### [Given request]
Would you write out the entries below, every one of them, exactly?

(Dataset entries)
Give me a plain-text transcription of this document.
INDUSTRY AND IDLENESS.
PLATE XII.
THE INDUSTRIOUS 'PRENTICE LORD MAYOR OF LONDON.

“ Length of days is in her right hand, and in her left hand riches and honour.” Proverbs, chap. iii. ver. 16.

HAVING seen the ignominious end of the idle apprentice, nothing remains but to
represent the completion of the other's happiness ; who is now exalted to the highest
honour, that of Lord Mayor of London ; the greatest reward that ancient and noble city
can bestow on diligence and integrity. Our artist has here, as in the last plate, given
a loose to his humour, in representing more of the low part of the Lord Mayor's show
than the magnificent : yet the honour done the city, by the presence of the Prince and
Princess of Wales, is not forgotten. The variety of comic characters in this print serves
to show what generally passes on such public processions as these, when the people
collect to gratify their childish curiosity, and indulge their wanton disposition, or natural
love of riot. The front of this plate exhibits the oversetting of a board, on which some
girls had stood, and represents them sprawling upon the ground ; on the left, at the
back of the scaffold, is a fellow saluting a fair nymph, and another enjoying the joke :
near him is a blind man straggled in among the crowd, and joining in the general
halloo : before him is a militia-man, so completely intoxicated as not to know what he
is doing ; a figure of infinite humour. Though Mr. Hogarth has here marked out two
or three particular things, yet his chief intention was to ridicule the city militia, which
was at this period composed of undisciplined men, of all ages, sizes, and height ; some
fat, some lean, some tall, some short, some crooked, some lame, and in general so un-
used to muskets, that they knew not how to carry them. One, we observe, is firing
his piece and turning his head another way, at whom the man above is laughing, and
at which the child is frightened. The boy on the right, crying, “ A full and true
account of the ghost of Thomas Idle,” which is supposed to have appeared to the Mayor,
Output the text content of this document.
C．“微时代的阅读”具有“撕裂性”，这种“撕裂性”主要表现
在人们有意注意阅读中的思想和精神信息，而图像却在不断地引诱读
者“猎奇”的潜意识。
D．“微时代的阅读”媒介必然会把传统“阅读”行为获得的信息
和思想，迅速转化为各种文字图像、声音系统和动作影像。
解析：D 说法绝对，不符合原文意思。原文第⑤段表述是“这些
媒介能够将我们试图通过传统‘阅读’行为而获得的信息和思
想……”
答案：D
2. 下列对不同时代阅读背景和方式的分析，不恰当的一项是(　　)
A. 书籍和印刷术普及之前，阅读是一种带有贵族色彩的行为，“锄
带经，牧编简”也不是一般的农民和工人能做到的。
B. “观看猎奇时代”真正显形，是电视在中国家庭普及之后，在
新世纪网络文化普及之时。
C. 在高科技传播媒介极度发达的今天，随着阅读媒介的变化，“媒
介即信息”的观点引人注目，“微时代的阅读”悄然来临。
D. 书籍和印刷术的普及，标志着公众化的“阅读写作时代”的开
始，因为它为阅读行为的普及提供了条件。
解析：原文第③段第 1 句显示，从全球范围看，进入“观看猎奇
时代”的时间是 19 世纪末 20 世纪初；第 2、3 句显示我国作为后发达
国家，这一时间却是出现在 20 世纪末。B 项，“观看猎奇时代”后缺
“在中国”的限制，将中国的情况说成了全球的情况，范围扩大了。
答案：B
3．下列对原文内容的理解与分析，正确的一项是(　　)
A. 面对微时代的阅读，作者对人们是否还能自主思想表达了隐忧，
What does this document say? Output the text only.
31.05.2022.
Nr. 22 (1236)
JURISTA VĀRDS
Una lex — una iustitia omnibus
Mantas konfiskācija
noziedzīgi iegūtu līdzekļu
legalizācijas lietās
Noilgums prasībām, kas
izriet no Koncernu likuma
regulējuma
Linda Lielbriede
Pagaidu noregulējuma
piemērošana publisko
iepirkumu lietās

### [Exercise response]
Give me a plain-text transcription of this document.
INDUSTRY AND IDLENESS.
PLATE XII.
THE INDUSTRIOUS 'PRENTICE LORD MAYOR OF LONDON.

“ Length of days is in her right hand, and in her left hand riches and honour.” Proverbs, chap. iii. ver. 16.

HAVING seen the ignominious end of the idle apprentice, nothing remains but to
represent the completion of the other's happiness ; who is now exalted to the highest
honour, that of Lord Mayor of London ; the greatest reward that ancient and noble city
can bestow on diligence and integrity. Our artist has here, as in the last plate, given
a loose to his humour, in representing more of the low part of the Lord Mayor's show
than the magnificent : yet the honour done the city, by the presence of the Prince and
Princess of Wales, is not forgotten. The variety of comic characters in this print serves
to show what generally passes on such public processions as these, when the people
collect to gratify their childish curiosity, and indulge their wanton disposition, or natural
love of riot. The front of this plate exhibits the oversetting of a board, on which some
girls had stood, and represents them sprawling upon the ground ; on the left, at the
back of the scaffold, is a fellow saluting a fair nymph, and another enjoying the joke :
near him is a blind man straggled in among the crowd, and joining in the general
halloo : before him is a militia-man, so completely intoxicated as not to know what he
is doing ; a figure of infinite humour. Though Mr. Hogarth has here marked out two
or three particular things, yet his chief intention was to ridicule the city militia, which
was at this period composed of undisciplined men, of all ages, sizes, and height ; some
fat, some lean, some tall, some short, some crooked, some lame, and in general so un-
used to muskets, that they knew not how to carry them. One, we observe, is firing
his piece and turning his head another way, at whom the man above is laughing, and
at which the child is frightened. The boy on the right, crying, “ A full and true
account of the ghost of Thomas Idle,” which is supposed to have appeared to the Mayor,
Output the text content of this document.
C．“微时代的阅读”具有“撕裂性”，这种“撕裂性”主要表现
在人们有意注意阅读中的思想和精神信息，而图像却在不断地引诱读
者“猎奇”的潜意识。
D．“微时代的阅读”媒介必然会把传统“阅读”行为获得的信息
和思想，迅速转化为各种文字图像、声音系统和动作影像。
解析：D 说法绝对，不符合原文意思。原文第⑤段表述是“这些
媒介能够将我们试图通过传统‘阅读’行为而获得的信息和思
想……”
答案：D
2. 下列对不同时代阅读背景和方式的分析，不恰当的一项是(　　)
A. 书籍和印刷术普及之前，阅读是一种带有贵族色彩的行为，“锄
带经，牧编简”也不是一般的农民和工人能做到的。
B. “观看猎奇时代”真正显形，是电视在中国家庭普及之后，在
新世纪网络文化普及之时。
C. 在高科技传播媒介极度发达的今天，随着阅读媒介的变化，“媒
介即信息”的观点引人注目，“微时代的阅读”悄然来临。
D. 书籍和印刷术的普及，标志着公众化的“阅读写作时代”的开
始，因为它为阅读行为的普及提供了条件。
解析：原文第③段第 1 句显示，从全球范围看，进入“观看猎奇
时代”的时间是 19 世纪末 20 世纪初；第 2、3 句显示我国作为后发达
国家，这一时间却是出现在 20 世纪末。B 项，“观看猎奇时代”后缺
“在中国”的限制，将中国的情况说成了全球的情况，范围扩大了。
答案：B
3．下列对原文内容的理解与分析，正确的一项是(　　)
A. 面对微时代的阅读，作者对人们是否还能自主思想表达了隐忧，
What does this document say? Output the text only.
31.05.2022.
Nr. 22 (1236)
JURISTA VĀRDS
Una lex — una iustitia omnibus
Mantas konfiskācija
noziedzīgi iegūtu līdzekļu
legalizācijas lietās
Noilgums prasībām, kas
izriet no Koncernu likuma
regulējuma
Linda Lielbriede
Pagaidu noregulējuma
piemērošana publisko
iepirkumu lietās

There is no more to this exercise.